CHALLENGE: Leave out the pictures and copy each record below exactly.

(Some records)
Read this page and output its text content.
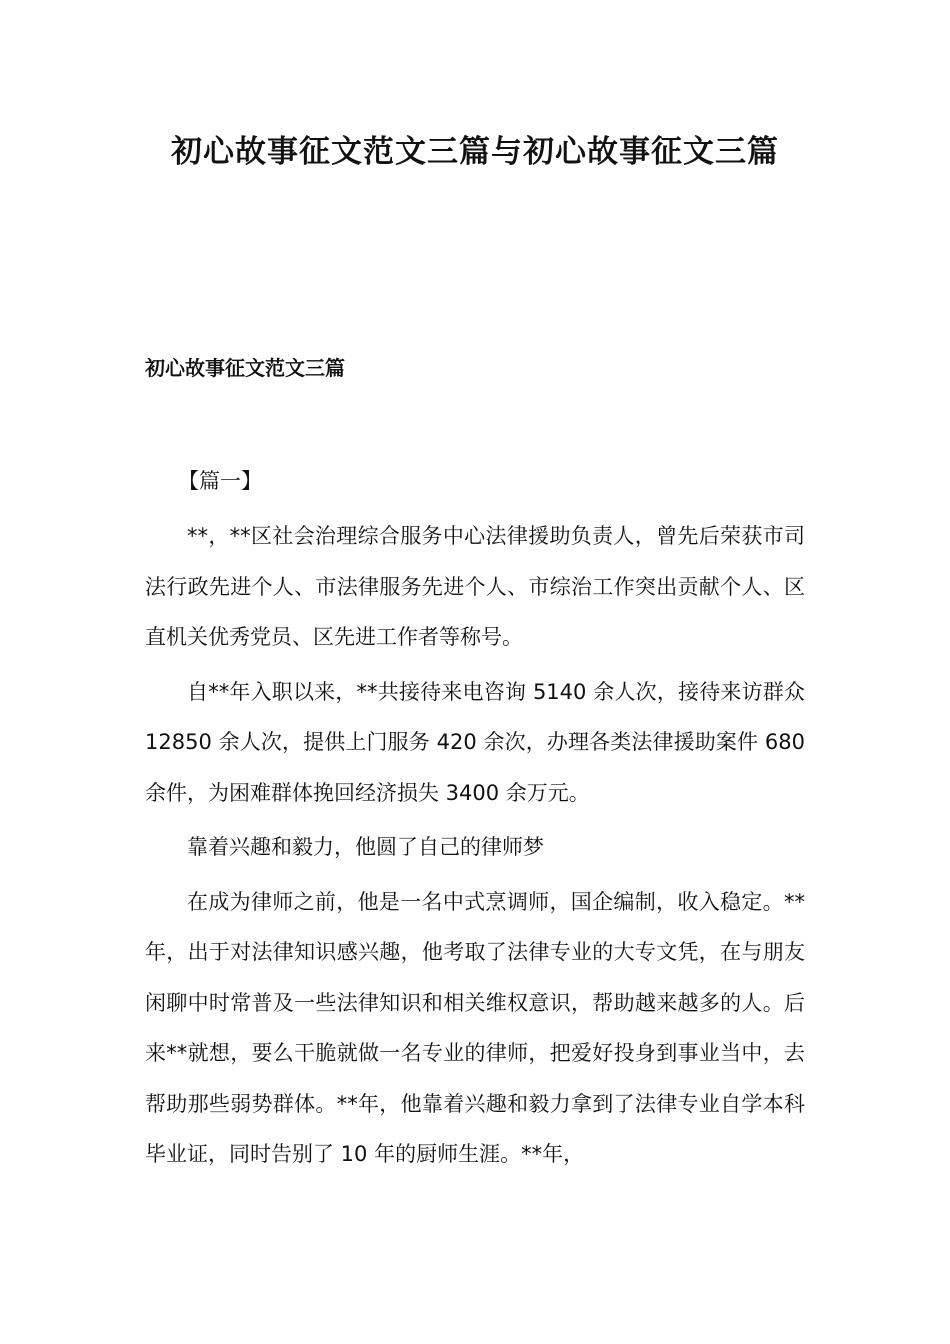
初心故事征文范文三篇与初心故事征文三篇
初心故事征文范文三篇
【篇一】

**，**区社会治理综合服务中心法律援助负责人，曾先后荣获市司法行政先进个人、市法律服务先进个人、市综治工作突出贡献个人、区直机关优秀党员、区先进工作者等称号。

自**年入职以来，**共接待来电咨询 5140 余人次，接待来访群众 12850 余人次，提供上门服务 420 余次，办理各类法律援助案件 680 余件，为困难群体挽回经济损失 3400 余万元。

靠着兴趣和毅力，他圆了自己的律师梦

在成为律师之前，他是一名中式烹调师，国企编制，收入稳定。**年，出于对法律知识感兴趣，他考取了法律专业的大专文凭，在与朋友闲聊中时常普及一些法律知识和相关维权意识，帮助越来越多的人。后来**就想，要么干脆就做一名专业的律师，把爱好投身到事业当中，去帮助那些弱势群体。**年，他靠着兴趣和毅力拿到了法律专业自学本科毕业证，同时告别了 10 年的厨师生涯。**年，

FULL RESPONSE:
Read this page and output its text content.
初心故事征文范文三篇与初心故事征文三篇
初心故事征文范文三篇
【篇一】

**，**区社会治理综合服务中心法律援助负责人，曾先后荣获市司法行政先进个人、市法律服务先进个人、市综治工作突出贡献个人、区直机关优秀党员、区先进工作者等称号。

自**年入职以来，**共接待来电咨询 5140 余人次，接待来访群众 12850 余人次，提供上门服务 420 余次，办理各类法律援助案件 680 余件，为困难群体挽回经济损失 3400 余万元。

靠着兴趣和毅力，他圆了自己的律师梦

在成为律师之前，他是一名中式烹调师，国企编制，收入稳定。**年，出于对法律知识感兴趣，他考取了法律专业的大专文凭，在与朋友闲聊中时常普及一些法律知识和相关维权意识，帮助越来越多的人。后来**就想，要么干脆就做一名专业的律师，把爱好投身到事业当中，去帮助那些弱势群体。**年，他靠着兴趣和毅力拿到了法律专业自学本科毕业证，同时告别了 10 年的厨师生涯。**年，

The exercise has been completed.